■ Written instruction: Count every line of the material that holds the string "Output". Respond with the total only.

--- START Excerpted records ---

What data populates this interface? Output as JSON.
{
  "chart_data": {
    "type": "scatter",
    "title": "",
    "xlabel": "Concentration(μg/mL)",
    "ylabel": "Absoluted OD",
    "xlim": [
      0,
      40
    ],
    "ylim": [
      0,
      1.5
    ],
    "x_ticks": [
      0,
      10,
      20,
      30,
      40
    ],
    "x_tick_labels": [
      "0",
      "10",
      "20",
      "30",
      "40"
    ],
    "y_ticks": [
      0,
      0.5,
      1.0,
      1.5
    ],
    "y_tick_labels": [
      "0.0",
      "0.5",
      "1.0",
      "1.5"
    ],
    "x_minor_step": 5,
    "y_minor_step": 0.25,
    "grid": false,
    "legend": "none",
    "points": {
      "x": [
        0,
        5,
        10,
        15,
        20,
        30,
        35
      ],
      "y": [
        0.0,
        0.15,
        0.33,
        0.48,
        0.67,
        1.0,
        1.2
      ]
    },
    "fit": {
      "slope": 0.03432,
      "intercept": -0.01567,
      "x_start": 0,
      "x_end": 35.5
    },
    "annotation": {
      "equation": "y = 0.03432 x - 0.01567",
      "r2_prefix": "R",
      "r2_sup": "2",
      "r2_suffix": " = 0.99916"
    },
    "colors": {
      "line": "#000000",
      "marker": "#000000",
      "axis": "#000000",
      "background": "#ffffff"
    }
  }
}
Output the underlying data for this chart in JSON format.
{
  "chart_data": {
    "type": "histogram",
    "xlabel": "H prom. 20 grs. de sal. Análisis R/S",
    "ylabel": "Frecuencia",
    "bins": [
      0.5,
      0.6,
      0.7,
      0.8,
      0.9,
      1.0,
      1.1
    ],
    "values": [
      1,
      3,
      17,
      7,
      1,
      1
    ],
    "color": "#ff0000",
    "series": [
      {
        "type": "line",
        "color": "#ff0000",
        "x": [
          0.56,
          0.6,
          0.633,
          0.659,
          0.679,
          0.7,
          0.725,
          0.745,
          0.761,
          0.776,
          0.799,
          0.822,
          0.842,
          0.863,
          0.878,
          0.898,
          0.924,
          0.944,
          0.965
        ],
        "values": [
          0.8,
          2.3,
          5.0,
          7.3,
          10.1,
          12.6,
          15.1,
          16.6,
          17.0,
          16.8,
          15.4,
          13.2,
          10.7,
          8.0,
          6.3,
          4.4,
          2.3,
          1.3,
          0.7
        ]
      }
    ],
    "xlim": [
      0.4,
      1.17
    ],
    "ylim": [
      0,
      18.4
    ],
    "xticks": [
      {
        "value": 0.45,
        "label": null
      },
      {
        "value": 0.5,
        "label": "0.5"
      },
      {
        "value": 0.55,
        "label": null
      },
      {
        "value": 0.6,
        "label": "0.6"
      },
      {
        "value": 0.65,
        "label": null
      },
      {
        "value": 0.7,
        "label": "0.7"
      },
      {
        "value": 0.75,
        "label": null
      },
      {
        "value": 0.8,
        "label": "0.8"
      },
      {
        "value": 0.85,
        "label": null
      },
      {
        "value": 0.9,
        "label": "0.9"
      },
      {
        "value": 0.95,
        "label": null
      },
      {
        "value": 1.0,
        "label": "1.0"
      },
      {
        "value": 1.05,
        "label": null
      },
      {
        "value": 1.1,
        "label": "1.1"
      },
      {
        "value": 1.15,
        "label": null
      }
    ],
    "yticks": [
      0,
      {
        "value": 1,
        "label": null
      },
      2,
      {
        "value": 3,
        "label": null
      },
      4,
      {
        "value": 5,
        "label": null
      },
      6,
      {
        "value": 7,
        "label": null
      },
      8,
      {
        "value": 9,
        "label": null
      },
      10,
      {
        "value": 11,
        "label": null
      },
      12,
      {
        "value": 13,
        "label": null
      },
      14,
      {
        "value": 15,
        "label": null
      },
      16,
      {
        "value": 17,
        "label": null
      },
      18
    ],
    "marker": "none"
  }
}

--- END Excerpted records ---

■ Answer below: 2